◆ **Required task**: Print out the entries below with no edits.

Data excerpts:
▬▬▬▬▬▬▬▬▬▬

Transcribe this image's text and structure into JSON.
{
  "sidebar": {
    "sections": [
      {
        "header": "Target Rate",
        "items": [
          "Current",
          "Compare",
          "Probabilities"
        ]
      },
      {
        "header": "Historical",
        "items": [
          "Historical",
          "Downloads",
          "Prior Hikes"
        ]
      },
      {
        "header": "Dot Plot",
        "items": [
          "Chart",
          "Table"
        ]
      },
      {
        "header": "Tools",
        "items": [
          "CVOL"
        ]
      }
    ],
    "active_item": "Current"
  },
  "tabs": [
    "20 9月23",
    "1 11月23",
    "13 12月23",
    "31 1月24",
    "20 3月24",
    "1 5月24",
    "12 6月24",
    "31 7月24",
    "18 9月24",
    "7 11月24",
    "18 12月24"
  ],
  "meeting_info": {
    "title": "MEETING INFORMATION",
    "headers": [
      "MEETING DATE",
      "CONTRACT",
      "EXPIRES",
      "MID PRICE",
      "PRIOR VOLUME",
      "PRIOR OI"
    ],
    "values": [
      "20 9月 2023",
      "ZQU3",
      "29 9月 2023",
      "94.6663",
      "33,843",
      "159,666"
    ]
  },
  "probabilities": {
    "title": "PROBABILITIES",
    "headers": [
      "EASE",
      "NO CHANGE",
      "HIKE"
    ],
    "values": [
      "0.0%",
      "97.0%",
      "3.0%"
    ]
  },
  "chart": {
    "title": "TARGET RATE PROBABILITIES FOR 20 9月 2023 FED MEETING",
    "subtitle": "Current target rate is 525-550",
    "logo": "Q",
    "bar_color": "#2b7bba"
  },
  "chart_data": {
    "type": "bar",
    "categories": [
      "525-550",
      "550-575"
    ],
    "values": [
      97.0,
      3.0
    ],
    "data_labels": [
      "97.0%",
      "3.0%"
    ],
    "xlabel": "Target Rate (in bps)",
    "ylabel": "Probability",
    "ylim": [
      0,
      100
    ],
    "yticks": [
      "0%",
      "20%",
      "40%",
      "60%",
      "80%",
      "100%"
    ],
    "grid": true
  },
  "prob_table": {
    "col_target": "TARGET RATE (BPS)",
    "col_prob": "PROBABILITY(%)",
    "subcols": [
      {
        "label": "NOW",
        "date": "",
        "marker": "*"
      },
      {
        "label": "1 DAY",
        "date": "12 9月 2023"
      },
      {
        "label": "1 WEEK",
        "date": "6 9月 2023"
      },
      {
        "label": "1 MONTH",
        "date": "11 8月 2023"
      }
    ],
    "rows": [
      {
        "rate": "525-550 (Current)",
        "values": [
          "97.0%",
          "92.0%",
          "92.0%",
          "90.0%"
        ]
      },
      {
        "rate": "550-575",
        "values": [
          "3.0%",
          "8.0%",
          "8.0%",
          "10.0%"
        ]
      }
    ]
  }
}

▬▬▬▬▬▬▬▬▬▬

◆ **Response below**:
Transcribe this image's text and structure into JSON.
{
  "sidebar": {
    "sections": [
      {
        "header": "Target Rate",
        "items": [
          "Current",
          "Compare",
          "Probabilities"
        ]
      },
      {
        "header": "Historical",
        "items": [
          "Historical",
          "Downloads",
          "Prior Hikes"
        ]
      },
      {
        "header": "Dot Plot",
        "items": [
          "Chart",
          "Table"
        ]
      },
      {
        "header": "Tools",
        "items": [
          "CVOL"
        ]
      }
    ],
    "active_item": "Current"
  },
  "tabs": [
    "20 9月23",
    "1 11月23",
    "13 12月23",
    "31 1月24",
    "20 3月24",
    "1 5月24",
    "12 6月24",
    "31 7月24",
    "18 9月24",
    "7 11月24",
    "18 12月24"
  ],
  "meeting_info": {
    "title": "MEETING INFORMATION",
    "headers": [
      "MEETING DATE",
      "CONTRACT",
      "EXPIRES",
      "MID PRICE",
      "PRIOR VOLUME",
      "PRIOR OI"
    ],
    "values": [
      "20 9月 2023",
      "ZQU3",
      "29 9月 2023",
      "94.6663",
      "33,843",
      "159,666"
    ]
  },
  "probabilities": {
    "title": "PROBABILITIES",
    "headers": [
      "EASE",
      "NO CHANGE",
      "HIKE"
    ],
    "values": [
      "0.0%",
      "97.0%",
      "3.0%"
    ]
  },
  "chart": {
    "title": "TARGET RATE PROBABILITIES FOR 20 9月 2023 FED MEETING",
    "subtitle": "Current target rate is 525-550",
    "logo": "Q",
    "bar_color": "#2b7bba"
  },
  "chart_data": {
    "type": "bar",
    "categories": [
      "525-550",
      "550-575"
    ],
    "values": [
      97.0,
      3.0
    ],
    "data_labels": [
      "97.0%",
      "3.0%"
    ],
    "xlabel": "Target Rate (in bps)",
    "ylabel": "Probability",
    "ylim": [
      0,
      100
    ],
    "yticks": [
      "0%",
      "20%",
      "40%",
      "60%",
      "80%",
      "100%"
    ],
    "grid": true
  },
  "prob_table": {
    "col_target": "TARGET RATE (BPS)",
    "col_prob": "PROBABILITY(%)",
    "subcols": [
      {
        "label": "NOW",
        "date": "",
        "marker": "*"
      },
      {
        "label": "1 DAY",
        "date": "12 9月 2023"
      },
      {
        "label": "1 WEEK",
        "date": "6 9月 2023"
      },
      {
        "label": "1 MONTH",
        "date": "11 8月 2023"
      }
    ],
    "rows": [
      {
        "rate": "525-550 (Current)",
        "values": [
          "97.0%",
          "92.0%",
          "92.0%",
          "90.0%"
        ]
      },
      {
        "rate": "550-575",
        "values": [
          "3.0%",
          "8.0%",
          "8.0%",
          "10.0%"
        ]
      }
    ]
  }
}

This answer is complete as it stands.